Stored records:

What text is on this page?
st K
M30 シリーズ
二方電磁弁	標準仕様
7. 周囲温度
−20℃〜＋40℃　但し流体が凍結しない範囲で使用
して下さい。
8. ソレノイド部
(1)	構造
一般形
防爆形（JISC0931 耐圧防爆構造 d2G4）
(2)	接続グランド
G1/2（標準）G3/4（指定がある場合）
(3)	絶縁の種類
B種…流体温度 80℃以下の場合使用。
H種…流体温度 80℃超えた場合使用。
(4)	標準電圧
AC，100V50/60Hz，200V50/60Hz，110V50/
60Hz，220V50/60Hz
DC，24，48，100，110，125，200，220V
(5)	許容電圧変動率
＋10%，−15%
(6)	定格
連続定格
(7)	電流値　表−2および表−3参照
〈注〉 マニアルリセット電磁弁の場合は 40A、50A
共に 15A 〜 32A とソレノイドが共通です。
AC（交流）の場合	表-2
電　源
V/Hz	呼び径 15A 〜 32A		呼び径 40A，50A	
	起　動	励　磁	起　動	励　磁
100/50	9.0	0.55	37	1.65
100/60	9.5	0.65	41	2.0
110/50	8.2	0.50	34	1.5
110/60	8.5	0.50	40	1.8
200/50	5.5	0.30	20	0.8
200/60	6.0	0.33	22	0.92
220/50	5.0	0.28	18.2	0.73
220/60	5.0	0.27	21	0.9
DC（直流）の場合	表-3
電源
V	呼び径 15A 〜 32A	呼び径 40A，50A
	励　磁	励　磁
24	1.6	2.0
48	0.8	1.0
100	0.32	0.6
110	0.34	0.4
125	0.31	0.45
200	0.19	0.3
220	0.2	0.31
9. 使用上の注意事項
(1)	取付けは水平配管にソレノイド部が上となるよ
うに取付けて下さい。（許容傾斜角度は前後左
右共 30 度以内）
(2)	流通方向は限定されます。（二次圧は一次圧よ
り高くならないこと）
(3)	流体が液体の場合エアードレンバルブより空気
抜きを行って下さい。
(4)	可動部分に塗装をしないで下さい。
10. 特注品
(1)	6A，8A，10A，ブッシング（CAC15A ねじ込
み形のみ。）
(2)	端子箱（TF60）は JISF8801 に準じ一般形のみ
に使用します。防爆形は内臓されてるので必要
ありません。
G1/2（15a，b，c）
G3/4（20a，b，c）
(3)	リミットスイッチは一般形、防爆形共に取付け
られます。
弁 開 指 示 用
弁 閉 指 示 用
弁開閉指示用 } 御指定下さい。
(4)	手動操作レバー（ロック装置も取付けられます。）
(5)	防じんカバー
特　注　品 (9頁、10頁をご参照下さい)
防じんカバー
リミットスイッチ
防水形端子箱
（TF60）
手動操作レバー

Direction: Please output every record, keeping each line exact.

Solution:
What text is on this page?
st K
M30 シリーズ
二方電磁弁	標準仕様
7. 周囲温度
−20℃〜＋40℃　但し流体が凍結しない範囲で使用
して下さい。
8. ソレノイド部
(1)	構造
一般形
防爆形（JISC0931 耐圧防爆構造 d2G4）
(2)	接続グランド
G1/2（標準）G3/4（指定がある場合）
(3)	絶縁の種類
B種…流体温度 80℃以下の場合使用。
H種…流体温度 80℃超えた場合使用。
(4)	標準電圧
AC，100V50/60Hz，200V50/60Hz，110V50/
60Hz，220V50/60Hz
DC，24，48，100，110，125，200，220V
(5)	許容電圧変動率
＋10%，−15%
(6)	定格
連続定格
(7)	電流値　表−2および表−3参照
〈注〉 マニアルリセット電磁弁の場合は 40A、50A
共に 15A 〜 32A とソレノイドが共通です。
AC（交流）の場合	表-2
電　源
V/Hz	呼び径 15A 〜 32A		呼び径 40A，50A	
	起　動	励　磁	起　動	励　磁
100/50	9.0	0.55	37	1.65
100/60	9.5	0.65	41	2.0
110/50	8.2	0.50	34	1.5
110/60	8.5	0.50	40	1.8
200/50	5.5	0.30	20	0.8
200/60	6.0	0.33	22	0.92
220/50	5.0	0.28	18.2	0.73
220/60	5.0	0.27	21	0.9
DC（直流）の場合	表-3
電源
V	呼び径 15A 〜 32A	呼び径 40A，50A
	励　磁	励　磁
24	1.6	2.0
48	0.8	1.0
100	0.32	0.6
110	0.34	0.4
125	0.31	0.45
200	0.19	0.3
220	0.2	0.31
9. 使用上の注意事項
(1)	取付けは水平配管にソレノイド部が上となるよ
うに取付けて下さい。（許容傾斜角度は前後左
右共 30 度以内）
(2)	流通方向は限定されます。（二次圧は一次圧よ
り高くならないこと）
(3)	流体が液体の場合エアードレンバルブより空気
抜きを行って下さい。
(4)	可動部分に塗装をしないで下さい。
10. 特注品
(1)	6A，8A，10A，ブッシング（CAC15A ねじ込
み形のみ。）
(2)	端子箱（TF60）は JISF8801 に準じ一般形のみ
に使用します。防爆形は内臓されてるので必要
ありません。
G1/2（15a，b，c）
G3/4（20a，b，c）
(3)	リミットスイッチは一般形、防爆形共に取付け
られます。
弁 開 指 示 用
弁 閉 指 示 用
弁開閉指示用 } 御指定下さい。
(4)	手動操作レバー（ロック装置も取付けられます。）
(5)	防じんカバー
特　注　品 (9頁、10頁をご参照下さい)
防じんカバー
リミットスイッチ
防水形端子箱
（TF60）
手動操作レバー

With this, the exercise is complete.